WHAT YOU ARE ASKED TO DO >> Reproduce every line of the material below word for word, with nothing changed.

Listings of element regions
— Start —
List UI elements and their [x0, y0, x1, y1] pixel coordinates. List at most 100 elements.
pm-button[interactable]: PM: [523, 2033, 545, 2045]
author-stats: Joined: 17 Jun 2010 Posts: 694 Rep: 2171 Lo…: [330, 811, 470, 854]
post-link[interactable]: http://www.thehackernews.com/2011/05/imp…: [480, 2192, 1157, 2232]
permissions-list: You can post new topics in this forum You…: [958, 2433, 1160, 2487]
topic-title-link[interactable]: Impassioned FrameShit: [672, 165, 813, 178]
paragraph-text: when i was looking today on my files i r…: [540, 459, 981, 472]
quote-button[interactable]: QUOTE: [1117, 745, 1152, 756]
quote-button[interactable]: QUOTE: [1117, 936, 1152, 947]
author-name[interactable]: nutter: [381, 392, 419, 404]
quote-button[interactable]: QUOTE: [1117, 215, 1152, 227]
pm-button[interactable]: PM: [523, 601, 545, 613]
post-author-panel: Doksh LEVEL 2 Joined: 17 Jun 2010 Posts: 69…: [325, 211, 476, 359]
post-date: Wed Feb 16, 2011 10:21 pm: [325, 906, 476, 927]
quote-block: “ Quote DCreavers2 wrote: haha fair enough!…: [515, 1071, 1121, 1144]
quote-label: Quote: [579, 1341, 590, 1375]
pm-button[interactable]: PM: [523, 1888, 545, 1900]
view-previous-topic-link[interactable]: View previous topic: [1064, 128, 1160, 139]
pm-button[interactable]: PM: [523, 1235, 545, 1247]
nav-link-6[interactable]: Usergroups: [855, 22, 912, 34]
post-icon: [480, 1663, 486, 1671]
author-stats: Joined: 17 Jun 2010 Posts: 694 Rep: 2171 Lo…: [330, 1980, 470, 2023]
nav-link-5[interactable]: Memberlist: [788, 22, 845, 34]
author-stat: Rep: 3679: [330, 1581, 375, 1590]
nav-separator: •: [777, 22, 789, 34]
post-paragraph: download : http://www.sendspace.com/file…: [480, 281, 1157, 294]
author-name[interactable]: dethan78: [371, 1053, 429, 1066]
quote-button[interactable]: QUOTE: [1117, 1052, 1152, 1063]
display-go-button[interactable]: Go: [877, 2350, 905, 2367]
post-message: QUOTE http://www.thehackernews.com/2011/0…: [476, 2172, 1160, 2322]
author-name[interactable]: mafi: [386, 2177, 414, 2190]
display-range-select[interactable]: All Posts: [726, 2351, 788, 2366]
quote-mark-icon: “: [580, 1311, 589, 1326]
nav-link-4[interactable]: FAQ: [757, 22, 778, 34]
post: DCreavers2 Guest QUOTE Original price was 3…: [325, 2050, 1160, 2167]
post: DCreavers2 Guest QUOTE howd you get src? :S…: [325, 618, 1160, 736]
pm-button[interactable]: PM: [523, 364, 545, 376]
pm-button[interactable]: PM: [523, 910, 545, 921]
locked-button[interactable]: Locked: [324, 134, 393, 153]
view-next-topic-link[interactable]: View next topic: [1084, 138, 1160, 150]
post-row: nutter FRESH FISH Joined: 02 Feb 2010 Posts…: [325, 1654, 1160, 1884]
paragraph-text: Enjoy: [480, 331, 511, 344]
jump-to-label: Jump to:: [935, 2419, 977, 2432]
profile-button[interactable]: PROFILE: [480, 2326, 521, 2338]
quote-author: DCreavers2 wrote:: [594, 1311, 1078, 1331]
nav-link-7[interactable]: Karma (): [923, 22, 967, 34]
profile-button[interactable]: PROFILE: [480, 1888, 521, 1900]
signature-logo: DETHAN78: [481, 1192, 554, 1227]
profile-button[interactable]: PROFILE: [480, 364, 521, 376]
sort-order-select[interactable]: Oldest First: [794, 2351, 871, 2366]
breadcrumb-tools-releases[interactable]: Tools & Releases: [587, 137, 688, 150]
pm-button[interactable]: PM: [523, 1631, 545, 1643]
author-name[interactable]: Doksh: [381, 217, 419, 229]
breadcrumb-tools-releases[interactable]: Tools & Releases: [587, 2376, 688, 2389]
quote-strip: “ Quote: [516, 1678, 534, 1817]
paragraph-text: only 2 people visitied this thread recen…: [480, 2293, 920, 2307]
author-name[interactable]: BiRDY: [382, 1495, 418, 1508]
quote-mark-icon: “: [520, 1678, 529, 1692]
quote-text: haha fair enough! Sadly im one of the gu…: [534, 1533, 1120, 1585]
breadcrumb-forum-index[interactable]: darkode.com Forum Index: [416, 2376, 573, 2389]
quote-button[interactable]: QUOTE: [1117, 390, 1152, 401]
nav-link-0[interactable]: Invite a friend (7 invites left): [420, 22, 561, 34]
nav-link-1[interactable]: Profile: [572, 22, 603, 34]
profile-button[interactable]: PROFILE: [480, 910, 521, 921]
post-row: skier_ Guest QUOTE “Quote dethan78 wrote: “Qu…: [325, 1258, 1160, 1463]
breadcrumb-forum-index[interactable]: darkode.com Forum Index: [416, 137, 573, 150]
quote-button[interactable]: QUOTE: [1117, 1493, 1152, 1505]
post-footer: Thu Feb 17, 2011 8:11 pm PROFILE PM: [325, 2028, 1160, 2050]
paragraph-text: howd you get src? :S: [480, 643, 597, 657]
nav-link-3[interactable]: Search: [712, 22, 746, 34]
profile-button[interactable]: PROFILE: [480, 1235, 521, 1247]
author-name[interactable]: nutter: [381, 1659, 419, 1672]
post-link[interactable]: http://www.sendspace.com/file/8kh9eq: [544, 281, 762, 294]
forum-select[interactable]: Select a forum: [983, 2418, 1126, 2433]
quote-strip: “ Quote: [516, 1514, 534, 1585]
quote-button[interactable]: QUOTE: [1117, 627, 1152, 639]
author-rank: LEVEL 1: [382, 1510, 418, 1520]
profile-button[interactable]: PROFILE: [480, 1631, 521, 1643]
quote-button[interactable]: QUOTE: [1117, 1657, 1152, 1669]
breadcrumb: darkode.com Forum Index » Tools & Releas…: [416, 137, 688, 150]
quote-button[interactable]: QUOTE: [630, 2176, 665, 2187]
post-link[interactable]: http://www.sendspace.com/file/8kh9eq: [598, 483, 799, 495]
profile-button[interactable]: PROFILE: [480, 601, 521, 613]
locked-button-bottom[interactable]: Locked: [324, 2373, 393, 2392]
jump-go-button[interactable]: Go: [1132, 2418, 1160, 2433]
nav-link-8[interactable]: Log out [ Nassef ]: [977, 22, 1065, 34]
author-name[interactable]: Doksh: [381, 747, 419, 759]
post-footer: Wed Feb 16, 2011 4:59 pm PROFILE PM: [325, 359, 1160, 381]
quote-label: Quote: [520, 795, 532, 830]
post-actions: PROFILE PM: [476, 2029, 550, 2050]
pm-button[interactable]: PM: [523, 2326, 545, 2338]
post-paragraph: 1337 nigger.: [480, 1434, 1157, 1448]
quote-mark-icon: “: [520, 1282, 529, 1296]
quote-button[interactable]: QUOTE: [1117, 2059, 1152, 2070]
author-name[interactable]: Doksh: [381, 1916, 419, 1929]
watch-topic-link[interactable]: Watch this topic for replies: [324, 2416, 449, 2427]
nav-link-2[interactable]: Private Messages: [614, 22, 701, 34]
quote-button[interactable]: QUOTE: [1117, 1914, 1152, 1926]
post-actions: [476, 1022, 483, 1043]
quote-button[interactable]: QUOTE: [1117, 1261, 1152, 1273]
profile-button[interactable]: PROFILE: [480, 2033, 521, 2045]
— End —
EXERCISE RESULT >>
List UI elements and their [x0, y0, x1, y1] pixel coordinates. List at most 100 elements.
pm-button[interactable]: PM: [523, 2033, 545, 2045]
author-stats: Joined: 17 Jun 2010 Posts: 694 Rep: 2171 Lo…: [330, 811, 470, 854]
post-link[interactable]: http://www.thehackernews.com/2011/05/imp…: [480, 2192, 1157, 2232]
permissions-list: You can post new topics in this forum You…: [958, 2433, 1160, 2487]
topic-title-link[interactable]: Impassioned FrameShit: [672, 165, 813, 178]
paragraph-text: when i was looking today on my files i r…: [540, 459, 981, 472]
quote-button[interactable]: QUOTE: [1117, 745, 1152, 756]
quote-button[interactable]: QUOTE: [1117, 936, 1152, 947]
author-name[interactable]: nutter: [381, 392, 419, 404]
quote-button[interactable]: QUOTE: [1117, 215, 1152, 227]
pm-button[interactable]: PM: [523, 601, 545, 613]
post-author-panel: Doksh LEVEL 2 Joined: 17 Jun 2010 Posts: 69…: [325, 211, 476, 359]
post-date: Wed Feb 16, 2011 10:21 pm: [325, 906, 476, 927]
quote-block: “ Quote DCreavers2 wrote: haha fair enough!…: [515, 1071, 1121, 1144]
quote-label: Quote: [579, 1341, 590, 1375]
pm-button[interactable]: PM: [523, 1888, 545, 1900]
view-previous-topic-link[interactable]: View previous topic: [1064, 128, 1160, 139]
pm-button[interactable]: PM: [523, 1235, 545, 1247]
nav-link-6[interactable]: Usergroups: [855, 22, 912, 34]
post-icon: [480, 1663, 486, 1671]
author-stats: Joined: 17 Jun 2010 Posts: 694 Rep: 2171 Lo…: [330, 1980, 470, 2023]
nav-link-5[interactable]: Memberlist: [788, 22, 845, 34]
author-stat: Rep: 3679: [330, 1581, 375, 1590]
nav-separator: •: [777, 22, 789, 34]
post-paragraph: download : http://www.sendspace.com/file…: [480, 281, 1157, 294]
author-name[interactable]: dethan78: [371, 1053, 429, 1066]
quote-button[interactable]: QUOTE: [1117, 1052, 1152, 1063]
display-go-button[interactable]: Go: [877, 2350, 905, 2367]
post-message: QUOTE http://www.thehackernews.com/2011/0…: [476, 2172, 1160, 2322]
author-name[interactable]: mafi: [386, 2177, 414, 2190]
display-range-select[interactable]: All Posts: [726, 2351, 788, 2366]
quote-mark-icon: “: [580, 1311, 589, 1326]
nav-link-4[interactable]: FAQ: [757, 22, 778, 34]
post: DCreavers2 Guest QUOTE Original price was 3…: [325, 2050, 1160, 2167]
post: DCreavers2 Guest QUOTE howd you get src? :S…: [325, 618, 1160, 736]
pm-button[interactable]: PM: [523, 364, 545, 376]
pm-button[interactable]: PM: [523, 910, 545, 921]
locked-button[interactable]: Locked: [324, 134, 393, 153]
view-next-topic-link[interactable]: View next topic: [1084, 138, 1160, 150]
post-row: nutter FRESH FISH Joined: 02 Feb 2010 Posts…: [325, 1654, 1160, 1884]
paragraph-text: Enjoy: [480, 331, 511, 344]
jump-to-label: Jump to:: [935, 2419, 977, 2432]
profile-button[interactable]: PROFILE: [480, 2326, 521, 2338]
quote-author: DCreavers2 wrote:: [594, 1311, 1078, 1331]
nav-link-7[interactable]: Karma (): [923, 22, 967, 34]
profile-button[interactable]: PROFILE: [480, 1888, 521, 1900]
signature-logo: DETHAN78: [481, 1192, 554, 1227]
profile-button[interactable]: PROFILE: [480, 364, 521, 376]
sort-order-select[interactable]: Oldest First: [794, 2351, 871, 2366]
breadcrumb-tools-releases[interactable]: Tools & Releases: [587, 137, 688, 150]
pm-button[interactable]: PM: [523, 1631, 545, 1643]
author-name[interactable]: Doksh: [381, 217, 419, 229]
breadcrumb-tools-releases[interactable]: Tools & Releases: [587, 2376, 688, 2389]
quote-strip: “ Quote: [516, 1678, 534, 1817]
paragraph-text: only 2 people visitied this thread recen…: [480, 2293, 920, 2307]
author-name[interactable]: BiRDY: [382, 1495, 418, 1508]
quote-mark-icon: “: [520, 1678, 529, 1692]
quote-text: haha fair enough! Sadly im one of the gu…: [534, 1533, 1120, 1585]
breadcrumb-forum-index[interactable]: darkode.com Forum Index: [416, 2376, 573, 2389]
quote-button[interactable]: QUOTE: [1117, 390, 1152, 401]
nav-link-0[interactable]: Invite a friend (7 invites left): [420, 22, 561, 34]
nav-link-1[interactable]: Profile: [572, 22, 603, 34]
profile-button[interactable]: PROFILE: [480, 910, 521, 921]
post-row: skier_ Guest QUOTE “Quote dethan78 wrote: “Qu…: [325, 1258, 1160, 1463]
breadcrumb-forum-index[interactable]: darkode.com Forum Index: [416, 137, 573, 150]
quote-button[interactable]: QUOTE: [1117, 1493, 1152, 1505]
post-footer: Thu Feb 17, 2011 8:11 pm PROFILE PM: [325, 2028, 1160, 2050]
paragraph-text: howd you get src? :S: [480, 643, 597, 657]
nav-link-3[interactable]: Search: [712, 22, 746, 34]
profile-button[interactable]: PROFILE: [480, 1235, 521, 1247]
author-name[interactable]: nutter: [381, 1659, 419, 1672]
post-link[interactable]: http://www.sendspace.com/file/8kh9eq: [544, 281, 762, 294]
forum-select[interactable]: Select a forum: [983, 2418, 1126, 2433]
quote-strip: “ Quote: [516, 1514, 534, 1585]
quote-button[interactable]: QUOTE: [1117, 627, 1152, 639]
author-rank: LEVEL 1: [382, 1510, 418, 1520]
profile-button[interactable]: PROFILE: [480, 1631, 521, 1643]
quote-button[interactable]: QUOTE: [1117, 1657, 1152, 1669]
breadcrumb: darkode.com Forum Index » Tools & Releas…: [416, 137, 688, 150]
quote-button[interactable]: QUOTE: [630, 2176, 665, 2187]
post-link[interactable]: http://www.sendspace.com/file/8kh9eq: [598, 483, 799, 495]
profile-button[interactable]: PROFILE: [480, 601, 521, 613]
locked-button-bottom[interactable]: Locked: [324, 2373, 393, 2392]
jump-go-button[interactable]: Go: [1132, 2418, 1160, 2433]
nav-link-8[interactable]: Log out [ Nassef ]: [977, 22, 1065, 34]
author-name[interactable]: Doksh: [381, 747, 419, 759]
post-footer: Wed Feb 16, 2011 4:59 pm PROFILE PM: [325, 359, 1160, 381]
quote-label: Quote: [520, 795, 532, 830]
post-actions: PROFILE PM: [476, 2029, 550, 2050]
pm-button[interactable]: PM: [523, 2326, 545, 2338]
post-paragraph: 1337 nigger.: [480, 1434, 1157, 1448]
quote-mark-icon: “: [520, 1282, 529, 1296]
quote-button[interactable]: QUOTE: [1117, 2059, 1152, 2070]
author-name[interactable]: Doksh: [381, 1916, 419, 1929]
watch-topic-link[interactable]: Watch this topic for replies: [324, 2416, 449, 2427]
nav-link-2[interactable]: Private Messages: [614, 22, 701, 34]
quote-button[interactable]: QUOTE: [1117, 1914, 1152, 1926]
post-actions: [476, 1022, 483, 1043]
quote-button[interactable]: QUOTE: [1117, 1261, 1152, 1273]
profile-button[interactable]: PROFILE: [480, 2033, 521, 2045]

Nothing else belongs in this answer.